▶ **作業内容**:
次の記述1.～3.が提示文の内容と一致するかを「はい」か「いいえ」で判定し、判定の根拠となる提示文の語句をそのまま引用せよ。
1. テーマ『飛翔』の例では、コンセプトカラーを赤にする案が挙げられている。
2. モーターショーで発表されるコンセプトカーは、一般販売されない。
3. 『テーマ』は目に見えるカタチを持つものとされている。

提示されたテーマを訴えるための手段、工夫のこと。

 

企画の中核となる『テーマ』を主張するための
具体的な例を提示するもの、だと私は考えています。

少々難しいですね。例を挙げて考えていきましょう。

 

 

これから携わるゲームのテーマが『飛翔』だった場合……

「飛翔=空を飛ぶ=ド直球に航空自衛官ものにする」
「飛翔を精神的成長と捉え、ドン亀ヒロインが作中で出世する」
「空なので、コンセプトカラーは青。ヒロインの髪の色にしよう」

など、『テーマ:飛翔』をベースに
「どのようなアプローチ、表現を行えば飛翔を表現できるか?」
と発想の翼を広げていくことができます。(飛翔とかけています)

 

この時思い浮かべた
様々な『アプローチ=切り口』をまとめたものが
『コンセプト』の正体です。

 

コンセプトとは、テーマを表現するための具体案

 

『テーマ』は目に見えず、ほのかに漂う「匂い」です。
『コンセプト』は、「匂い」を目に見えるカタチに置き換えたものです。

 

年に一度開催されるモーターショーでは、
各自動車会社から「コンセプトカー」というものが発表されます。

これは自動車メーカーが持つ技術やデザインの方向性を
外部に発信するために作れたモデルカーで、一般販売はされません。

 

「今年のテーマは未来。今後は流線型のフォルムの車を出していくよ」

▶ **提供データ**:

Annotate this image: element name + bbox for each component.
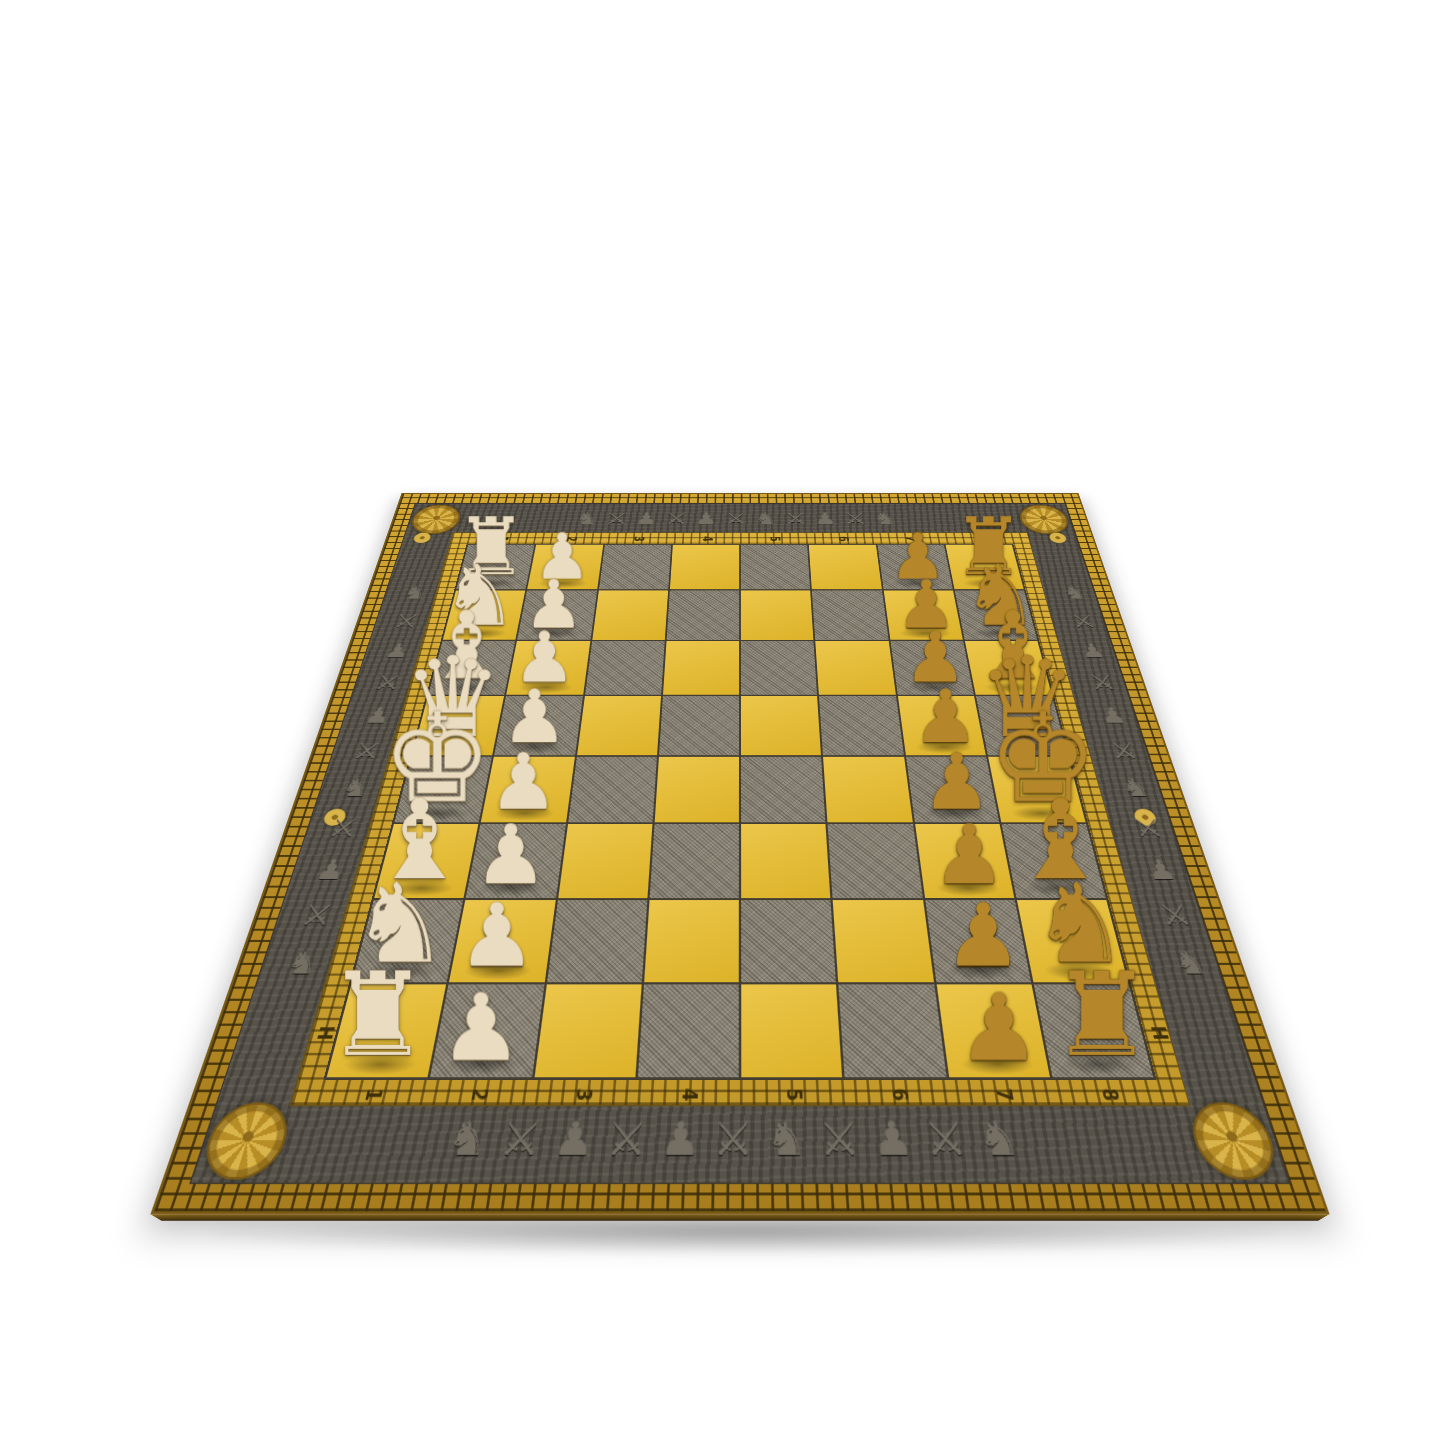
- file-label-5-far: 5: [767, 533, 782, 546]
- square-h3[interactable]: [534, 984, 641, 1077]
- square-h5[interactable]: [741, 984, 842, 1077]
- black-pawn[interactable]: ♟: [957, 980, 1040, 1073]
- square-b6[interactable]: [812, 591, 888, 640]
- file-label-3-far: 3: [631, 533, 647, 546]
- black-pawn[interactable]: ♟: [932, 812, 1006, 894]
- white-pawn[interactable]: ♟: [458, 891, 536, 978]
- square-e3[interactable]: [568, 757, 657, 823]
- file-label-4-far: 4: [699, 533, 714, 546]
- square-b4[interactable]: [666, 591, 739, 640]
- wheel-rosette-icon: [1132, 809, 1158, 826]
- square-a3[interactable]: [599, 545, 671, 590]
- square-d4[interactable]: [659, 696, 739, 755]
- file-label-8-far: 8: [970, 533, 988, 546]
- square-e5[interactable]: [741, 757, 826, 823]
- scene: ♞⚔♟⚔♟⚔♞⚔♟⚔♞ ♞⚔♟⚔♟⚔♞⚔♟⚔♞ ♞⚔♟⚔♟⚔♞⚔♟⚔♞ ♞⚔♟⚔…: [130, 146, 1350, 1366]
- file-label-8-near: 8: [1094, 1080, 1124, 1110]
- square-c3[interactable]: [585, 641, 665, 695]
- file-label-7-far: 7: [902, 533, 919, 546]
- square-h1[interactable]: ♜: [327, 984, 447, 1077]
- white-pawn[interactable]: ♟: [474, 812, 548, 894]
- chess-board: ♞⚔♟⚔♟⚔♞⚔♟⚔♞ ♞⚔♟⚔♟⚔♞⚔♟⚔♞ ♞⚔♟⚔♟⚔♞⚔♟⚔♞ ♞⚔♟⚔…: [150, 493, 1329, 1214]
- square-a4[interactable]: [670, 545, 739, 590]
- board-grid: ♜♟♟♜♞♟♟♞♝♟♟♝♛♟♟♛♚♟♟♚♝♟♟♝♞♟♟♞♜♟♟♜: [324, 544, 1157, 1080]
- square-h7[interactable]: ♟: [936, 984, 1050, 1077]
- square-d3[interactable]: [577, 696, 661, 755]
- square-c5[interactable]: [741, 641, 817, 695]
- file-label-1-near: 1: [358, 1080, 388, 1110]
- battle-frieze-near: ♞⚔♟⚔♟⚔♞⚔♟⚔♞: [280, 1113, 1199, 1172]
- file-label-1-far: 1: [494, 533, 512, 546]
- white-rook[interactable]: ♜: [326, 958, 430, 1074]
- file-label-6-near: 6: [886, 1080, 912, 1110]
- square-e6[interactable]: [823, 757, 912, 823]
- square-h8[interactable]: ♜: [1034, 984, 1154, 1077]
- file-label-2-far: 2: [562, 533, 579, 546]
- square-e4[interactable]: [654, 757, 739, 823]
- square-d5[interactable]: [741, 696, 821, 755]
- file-label-7-near: 7: [990, 1080, 1018, 1110]
- file-label-2-near: 2: [464, 1080, 492, 1110]
- white-pawn[interactable]: ♟: [440, 980, 523, 1073]
- square-c4[interactable]: [663, 641, 739, 695]
- square-h2[interactable]: ♟: [430, 984, 544, 1077]
- board-near-edge: [150, 1214, 1329, 1221]
- square-a6[interactable]: [809, 545, 881, 590]
- square-b3[interactable]: [592, 591, 668, 640]
- square-c6[interactable]: [815, 641, 895, 695]
- wheel-rosette-icon: [322, 809, 348, 826]
- square-h4[interactable]: [638, 984, 739, 1077]
- square-b5[interactable]: [741, 591, 814, 640]
- file-label-4-near: 4: [677, 1080, 701, 1110]
- square-h6[interactable]: [839, 984, 946, 1077]
- black-pawn[interactable]: ♟: [944, 891, 1022, 978]
- medusa-medallion: [1016, 505, 1072, 534]
- square-d6[interactable]: [819, 696, 903, 755]
- file-label-5-near: 5: [782, 1080, 806, 1110]
- battle-frieze-far: ♞⚔♟⚔♟⚔♞⚔♟⚔♞: [459, 510, 1021, 530]
- file-label-6-far: 6: [835, 533, 851, 546]
- black-rook[interactable]: ♜: [1050, 958, 1154, 1074]
- square-a5[interactable]: [741, 545, 810, 590]
- file-label-3-near: 3: [570, 1080, 596, 1110]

▶ **解答**:
1. いいえ:「コンセプトカラーは青」
2. はい:「一般販売はされません」
3. いいえ:「『テーマ』は目に見えず、ほのかに漂う「匂い」です。」